* _DIRECTIONS FOR THIS TASK_: Without the pictures, can you quote each line below exactly?

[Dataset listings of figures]
----------
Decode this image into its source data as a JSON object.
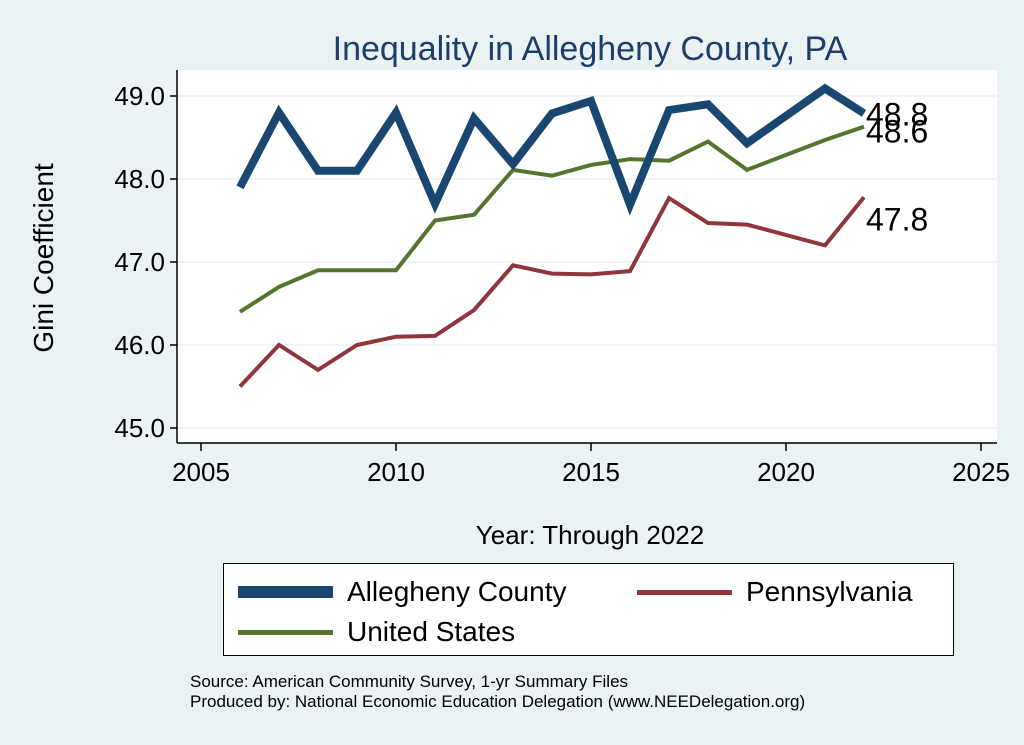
{
  "chart_data": {
    "type": "line",
    "title": "Inequality in Allegheny County, PA",
    "xlabel": "Year: Through 2022",
    "ylabel": "Gini Coefficient",
    "xlim": [
      2005,
      2025
    ],
    "ylim": [
      45.0,
      49.3
    ],
    "xticks": [
      2005,
      2010,
      2015,
      2020,
      2025
    ],
    "yticks": [
      45.0,
      46.0,
      47.0,
      48.0,
      49.0
    ],
    "ytick_labels": [
      "45.0",
      "46.0",
      "47.0",
      "48.0",
      "49.0"
    ],
    "grid": "horizontal",
    "legend_position": "bottom",
    "series": [
      {
        "name": "Allegheny County",
        "color": "#1a476f",
        "x": [
          2006,
          2007,
          2008,
          2009,
          2010,
          2011,
          2012,
          2013,
          2014,
          2015,
          2016,
          2017,
          2018,
          2019,
          2021,
          2022
        ],
        "values": [
          47.9,
          48.8,
          48.1,
          48.1,
          48.8,
          47.7,
          48.73,
          48.18,
          48.79,
          48.94,
          47.69,
          48.83,
          48.9,
          48.43,
          49.09,
          48.79
        ],
        "end_label": "48.8"
      },
      {
        "name": "Pennsylvania",
        "color": "#90353b",
        "x": [
          2006,
          2007,
          2008,
          2009,
          2010,
          2011,
          2012,
          2013,
          2014,
          2015,
          2016,
          2017,
          2018,
          2019,
          2021,
          2022
        ],
        "values": [
          45.5,
          46.0,
          45.7,
          46.0,
          46.1,
          46.11,
          46.42,
          46.96,
          46.86,
          46.85,
          46.89,
          47.77,
          47.47,
          47.45,
          47.2,
          47.78
        ],
        "end_label": "47.8"
      },
      {
        "name": "United States",
        "color": "#55752f",
        "x": [
          2006,
          2007,
          2008,
          2009,
          2010,
          2011,
          2012,
          2013,
          2014,
          2015,
          2016,
          2017,
          2018,
          2019,
          2021,
          2022
        ],
        "values": [
          46.4,
          46.7,
          46.9,
          46.9,
          46.9,
          47.5,
          47.57,
          48.11,
          48.04,
          48.17,
          48.24,
          48.22,
          48.45,
          48.11,
          48.47,
          48.63
        ],
        "end_label": "48.6"
      }
    ]
  },
  "legend": {
    "items": [
      {
        "label": "Allegheny County",
        "color": "#1a476f"
      },
      {
        "label": "Pennsylvania",
        "color": "#90353b"
      },
      {
        "label": "United States",
        "color": "#55752f"
      }
    ]
  },
  "source": {
    "line1": "Source: American Community Survey, 1-yr Summary Files",
    "line2": "Produced by: National Economic Education Delegation (www.NEEDelegation.org)"
  }
}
----------
* _OUTPUT BELOW_:
Decode this image into its source data as a JSON object.
{
  "chart_data": {
    "type": "line",
    "title": "Inequality in Allegheny County, PA",
    "xlabel": "Year: Through 2022",
    "ylabel": "Gini Coefficient",
    "xlim": [
      2005,
      2025
    ],
    "ylim": [
      45.0,
      49.3
    ],
    "xticks": [
      2005,
      2010,
      2015,
      2020,
      2025
    ],
    "yticks": [
      45.0,
      46.0,
      47.0,
      48.0,
      49.0
    ],
    "ytick_labels": [
      "45.0",
      "46.0",
      "47.0",
      "48.0",
      "49.0"
    ],
    "grid": "horizontal",
    "legend_position": "bottom",
    "series": [
      {
        "name": "Allegheny County",
        "color": "#1a476f",
        "x": [
          2006,
          2007,
          2008,
          2009,
          2010,
          2011,
          2012,
          2013,
          2014,
          2015,
          2016,
          2017,
          2018,
          2019,
          2021,
          2022
        ],
        "values": [
          47.9,
          48.8,
          48.1,
          48.1,
          48.8,
          47.7,
          48.73,
          48.18,
          48.79,
          48.94,
          47.69,
          48.83,
          48.9,
          48.43,
          49.09,
          48.79
        ],
        "end_label": "48.8"
      },
      {
        "name": "Pennsylvania",
        "color": "#90353b",
        "x": [
          2006,
          2007,
          2008,
          2009,
          2010,
          2011,
          2012,
          2013,
          2014,
          2015,
          2016,
          2017,
          2018,
          2019,
          2021,
          2022
        ],
        "values": [
          45.5,
          46.0,
          45.7,
          46.0,
          46.1,
          46.11,
          46.42,
          46.96,
          46.86,
          46.85,
          46.89,
          47.77,
          47.47,
          47.45,
          47.2,
          47.78
        ],
        "end_label": "47.8"
      },
      {
        "name": "United States",
        "color": "#55752f",
        "x": [
          2006,
          2007,
          2008,
          2009,
          2010,
          2011,
          2012,
          2013,
          2014,
          2015,
          2016,
          2017,
          2018,
          2019,
          2021,
          2022
        ],
        "values": [
          46.4,
          46.7,
          46.9,
          46.9,
          46.9,
          47.5,
          47.57,
          48.11,
          48.04,
          48.17,
          48.24,
          48.22,
          48.45,
          48.11,
          48.47,
          48.63
        ],
        "end_label": "48.6"
      }
    ]
  },
  "legend": {
    "items": [
      {
        "label": "Allegheny County",
        "color": "#1a476f"
      },
      {
        "label": "Pennsylvania",
        "color": "#90353b"
      },
      {
        "label": "United States",
        "color": "#55752f"
      }
    ]
  },
  "source": {
    "line1": "Source: American Community Survey, 1-yr Summary Files",
    "line2": "Produced by: National Economic Education Delegation (www.NEEDelegation.org)"
  }
}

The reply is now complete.